■ Records for the task ■
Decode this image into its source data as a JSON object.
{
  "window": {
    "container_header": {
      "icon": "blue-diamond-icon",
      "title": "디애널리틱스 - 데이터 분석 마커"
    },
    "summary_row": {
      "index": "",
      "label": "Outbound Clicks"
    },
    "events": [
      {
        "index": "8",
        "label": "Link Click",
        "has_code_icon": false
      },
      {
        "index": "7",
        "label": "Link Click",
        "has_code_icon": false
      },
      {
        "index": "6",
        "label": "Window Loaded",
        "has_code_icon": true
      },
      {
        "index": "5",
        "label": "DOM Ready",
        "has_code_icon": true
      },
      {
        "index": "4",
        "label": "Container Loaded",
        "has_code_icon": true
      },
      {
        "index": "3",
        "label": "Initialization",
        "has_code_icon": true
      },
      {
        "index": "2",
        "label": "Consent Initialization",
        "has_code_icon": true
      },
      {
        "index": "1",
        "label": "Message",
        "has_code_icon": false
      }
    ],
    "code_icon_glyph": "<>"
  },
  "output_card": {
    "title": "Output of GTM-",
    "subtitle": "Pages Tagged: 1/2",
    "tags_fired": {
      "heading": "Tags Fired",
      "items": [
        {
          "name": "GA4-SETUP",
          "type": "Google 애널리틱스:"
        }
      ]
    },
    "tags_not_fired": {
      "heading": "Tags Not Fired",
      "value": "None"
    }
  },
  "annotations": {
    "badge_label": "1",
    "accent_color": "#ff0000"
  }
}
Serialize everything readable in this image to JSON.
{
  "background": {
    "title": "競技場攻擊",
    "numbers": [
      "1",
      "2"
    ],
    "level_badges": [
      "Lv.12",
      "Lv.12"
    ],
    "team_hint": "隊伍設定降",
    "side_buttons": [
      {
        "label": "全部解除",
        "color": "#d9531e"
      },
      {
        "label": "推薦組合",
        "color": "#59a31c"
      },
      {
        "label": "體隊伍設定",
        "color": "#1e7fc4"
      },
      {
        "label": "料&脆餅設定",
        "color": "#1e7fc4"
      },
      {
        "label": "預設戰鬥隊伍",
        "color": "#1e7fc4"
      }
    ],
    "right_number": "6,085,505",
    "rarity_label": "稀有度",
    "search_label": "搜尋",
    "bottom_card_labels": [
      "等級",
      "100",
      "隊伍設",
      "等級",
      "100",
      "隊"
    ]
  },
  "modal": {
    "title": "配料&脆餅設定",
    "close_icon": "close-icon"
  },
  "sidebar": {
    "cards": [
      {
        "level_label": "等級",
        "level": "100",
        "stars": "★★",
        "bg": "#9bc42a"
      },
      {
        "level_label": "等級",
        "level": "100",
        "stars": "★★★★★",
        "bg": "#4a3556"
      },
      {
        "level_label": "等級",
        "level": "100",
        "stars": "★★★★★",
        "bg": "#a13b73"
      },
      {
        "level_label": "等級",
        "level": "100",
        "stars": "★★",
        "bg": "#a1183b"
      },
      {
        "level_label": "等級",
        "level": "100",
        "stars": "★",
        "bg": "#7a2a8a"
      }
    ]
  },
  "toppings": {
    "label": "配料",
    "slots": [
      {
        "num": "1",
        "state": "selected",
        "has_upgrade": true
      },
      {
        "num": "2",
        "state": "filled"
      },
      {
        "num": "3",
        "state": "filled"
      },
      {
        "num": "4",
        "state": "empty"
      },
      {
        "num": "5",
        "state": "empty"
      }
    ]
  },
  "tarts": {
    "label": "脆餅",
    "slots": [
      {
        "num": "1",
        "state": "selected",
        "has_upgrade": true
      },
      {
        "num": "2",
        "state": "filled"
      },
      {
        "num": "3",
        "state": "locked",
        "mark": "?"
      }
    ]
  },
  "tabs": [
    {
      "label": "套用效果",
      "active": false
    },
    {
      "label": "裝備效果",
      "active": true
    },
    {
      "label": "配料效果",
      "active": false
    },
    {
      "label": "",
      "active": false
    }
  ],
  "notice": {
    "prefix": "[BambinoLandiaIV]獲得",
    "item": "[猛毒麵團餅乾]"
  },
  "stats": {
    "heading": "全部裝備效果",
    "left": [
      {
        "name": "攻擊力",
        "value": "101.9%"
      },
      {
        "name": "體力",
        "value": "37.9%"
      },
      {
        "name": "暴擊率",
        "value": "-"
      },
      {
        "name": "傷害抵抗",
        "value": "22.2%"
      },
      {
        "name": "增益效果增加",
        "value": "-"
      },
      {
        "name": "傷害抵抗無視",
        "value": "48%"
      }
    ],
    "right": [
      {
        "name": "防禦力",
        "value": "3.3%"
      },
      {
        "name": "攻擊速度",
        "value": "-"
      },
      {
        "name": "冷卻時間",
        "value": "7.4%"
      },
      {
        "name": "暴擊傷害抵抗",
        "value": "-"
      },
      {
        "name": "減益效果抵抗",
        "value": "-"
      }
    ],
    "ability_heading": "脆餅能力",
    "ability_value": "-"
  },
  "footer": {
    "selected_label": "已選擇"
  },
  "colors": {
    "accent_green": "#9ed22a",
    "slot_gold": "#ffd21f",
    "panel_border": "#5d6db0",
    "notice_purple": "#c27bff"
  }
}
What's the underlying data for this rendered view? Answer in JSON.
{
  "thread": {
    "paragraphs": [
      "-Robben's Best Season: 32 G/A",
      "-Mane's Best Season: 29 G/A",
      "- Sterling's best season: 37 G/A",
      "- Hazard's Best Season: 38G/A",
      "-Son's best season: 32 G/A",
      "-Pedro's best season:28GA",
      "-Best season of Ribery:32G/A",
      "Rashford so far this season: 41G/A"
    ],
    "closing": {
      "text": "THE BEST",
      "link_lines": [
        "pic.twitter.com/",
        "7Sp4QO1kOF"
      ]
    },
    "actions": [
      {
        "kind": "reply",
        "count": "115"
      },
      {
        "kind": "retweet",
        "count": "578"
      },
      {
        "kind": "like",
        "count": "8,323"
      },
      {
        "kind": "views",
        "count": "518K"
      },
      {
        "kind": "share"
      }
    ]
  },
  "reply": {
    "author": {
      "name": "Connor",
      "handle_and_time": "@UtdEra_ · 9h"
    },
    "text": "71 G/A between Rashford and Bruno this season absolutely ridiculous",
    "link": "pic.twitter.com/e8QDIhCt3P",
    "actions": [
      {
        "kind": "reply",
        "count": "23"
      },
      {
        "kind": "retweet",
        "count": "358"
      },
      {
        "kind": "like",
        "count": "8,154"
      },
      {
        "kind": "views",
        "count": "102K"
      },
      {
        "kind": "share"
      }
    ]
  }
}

■ Objective ■
Please reproduce every line of the material word for word.

■ Output of the task ■
Decode this image into its source data as a JSON object.
{
  "window": {
    "container_header": {
      "icon": "blue-diamond-icon",
      "title": "디애널리틱스 - 데이터 분석 마커"
    },
    "summary_row": {
      "index": "",
      "label": "Outbound Clicks"
    },
    "events": [
      {
        "index": "8",
        "label": "Link Click",
        "has_code_icon": false
      },
      {
        "index": "7",
        "label": "Link Click",
        "has_code_icon": false
      },
      {
        "index": "6",
        "label": "Window Loaded",
        "has_code_icon": true
      },
      {
        "index": "5",
        "label": "DOM Ready",
        "has_code_icon": true
      },
      {
        "index": "4",
        "label": "Container Loaded",
        "has_code_icon": true
      },
      {
        "index": "3",
        "label": "Initialization",
        "has_code_icon": true
      },
      {
        "index": "2",
        "label": "Consent Initialization",
        "has_code_icon": true
      },
      {
        "index": "1",
        "label": "Message",
        "has_code_icon": false
      }
    ],
    "code_icon_glyph": "<>"
  },
  "output_card": {
    "title": "Output of GTM-",
    "subtitle": "Pages Tagged: 1/2",
    "tags_fired": {
      "heading": "Tags Fired",
      "items": [
        {
          "name": "GA4-SETUP",
          "type": "Google 애널리틱스:"
        }
      ]
    },
    "tags_not_fired": {
      "heading": "Tags Not Fired",
      "value": "None"
    }
  },
  "annotations": {
    "badge_label": "1",
    "accent_color": "#ff0000"
  }
}
Serialize everything readable in this image to JSON.
{
  "background": {
    "title": "競技場攻擊",
    "numbers": [
      "1",
      "2"
    ],
    "level_badges": [
      "Lv.12",
      "Lv.12"
    ],
    "team_hint": "隊伍設定降",
    "side_buttons": [
      {
        "label": "全部解除",
        "color": "#d9531e"
      },
      {
        "label": "推薦組合",
        "color": "#59a31c"
      },
      {
        "label": "體隊伍設定",
        "color": "#1e7fc4"
      },
      {
        "label": "料&脆餅設定",
        "color": "#1e7fc4"
      },
      {
        "label": "預設戰鬥隊伍",
        "color": "#1e7fc4"
      }
    ],
    "right_number": "6,085,505",
    "rarity_label": "稀有度",
    "search_label": "搜尋",
    "bottom_card_labels": [
      "等級",
      "100",
      "隊伍設",
      "等級",
      "100",
      "隊"
    ]
  },
  "modal": {
    "title": "配料&脆餅設定",
    "close_icon": "close-icon"
  },
  "sidebar": {
    "cards": [
      {
        "level_label": "等級",
        "level": "100",
        "stars": "★★",
        "bg": "#9bc42a"
      },
      {
        "level_label": "等級",
        "level": "100",
        "stars": "★★★★★",
        "bg": "#4a3556"
      },
      {
        "level_label": "等級",
        "level": "100",
        "stars": "★★★★★",
        "bg": "#a13b73"
      },
      {
        "level_label": "等級",
        "level": "100",
        "stars": "★★",
        "bg": "#a1183b"
      },
      {
        "level_label": "等級",
        "level": "100",
        "stars": "★",
        "bg": "#7a2a8a"
      }
    ]
  },
  "toppings": {
    "label": "配料",
    "slots": [
      {
        "num": "1",
        "state": "selected",
        "has_upgrade": true
      },
      {
        "num": "2",
        "state": "filled"
      },
      {
        "num": "3",
        "state": "filled"
      },
      {
        "num": "4",
        "state": "empty"
      },
      {
        "num": "5",
        "state": "empty"
      }
    ]
  },
  "tarts": {
    "label": "脆餅",
    "slots": [
      {
        "num": "1",
        "state": "selected",
        "has_upgrade": true
      },
      {
        "num": "2",
        "state": "filled"
      },
      {
        "num": "3",
        "state": "locked",
        "mark": "?"
      }
    ]
  },
  "tabs": [
    {
      "label": "套用效果",
      "active": false
    },
    {
      "label": "裝備效果",
      "active": true
    },
    {
      "label": "配料效果",
      "active": false
    },
    {
      "label": "",
      "active": false
    }
  ],
  "notice": {
    "prefix": "[BambinoLandiaIV]獲得",
    "item": "[猛毒麵團餅乾]"
  },
  "stats": {
    "heading": "全部裝備效果",
    "left": [
      {
        "name": "攻擊力",
        "value": "101.9%"
      },
      {
        "name": "體力",
        "value": "37.9%"
      },
      {
        "name": "暴擊率",
        "value": "-"
      },
      {
        "name": "傷害抵抗",
        "value": "22.2%"
      },
      {
        "name": "增益效果增加",
        "value": "-"
      },
      {
        "name": "傷害抵抗無視",
        "value": "48%"
      }
    ],
    "right": [
      {
        "name": "防禦力",
        "value": "3.3%"
      },
      {
        "name": "攻擊速度",
        "value": "-"
      },
      {
        "name": "冷卻時間",
        "value": "7.4%"
      },
      {
        "name": "暴擊傷害抵抗",
        "value": "-"
      },
      {
        "name": "減益效果抵抗",
        "value": "-"
      }
    ],
    "ability_heading": "脆餅能力",
    "ability_value": "-"
  },
  "footer": {
    "selected_label": "已選擇"
  },
  "colors": {
    "accent_green": "#9ed22a",
    "slot_gold": "#ffd21f",
    "panel_border": "#5d6db0",
    "notice_purple": "#c27bff"
  }
}
What's the underlying data for this rendered view? Answer in JSON.
{
  "thread": {
    "paragraphs": [
      "-Robben's Best Season: 32 G/A",
      "-Mane's Best Season: 29 G/A",
      "- Sterling's best season: 37 G/A",
      "- Hazard's Best Season: 38G/A",
      "-Son's best season: 32 G/A",
      "-Pedro's best season:28GA",
      "-Best season of Ribery:32G/A",
      "Rashford so far this season: 41G/A"
    ],
    "closing": {
      "text": "THE BEST",
      "link_lines": [
        "pic.twitter.com/",
        "7Sp4QO1kOF"
      ]
    },
    "actions": [
      {
        "kind": "reply",
        "count": "115"
      },
      {
        "kind": "retweet",
        "count": "578"
      },
      {
        "kind": "like",
        "count": "8,323"
      },
      {
        "kind": "views",
        "count": "518K"
      },
      {
        "kind": "share"
      }
    ]
  },
  "reply": {
    "author": {
      "name": "Connor",
      "handle_and_time": "@UtdEra_ · 9h"
    },
    "text": "71 G/A between Rashford and Bruno this season absolutely ridiculous",
    "link": "pic.twitter.com/e8QDIhCt3P",
    "actions": [
      {
        "kind": "reply",
        "count": "23"
      },
      {
        "kind": "retweet",
        "count": "358"
      },
      {
        "kind": "like",
        "count": "8,154"
      },
      {
        "kind": "views",
        "count": "102K"
      },
      {
        "kind": "share"
      }
    ]
  }
}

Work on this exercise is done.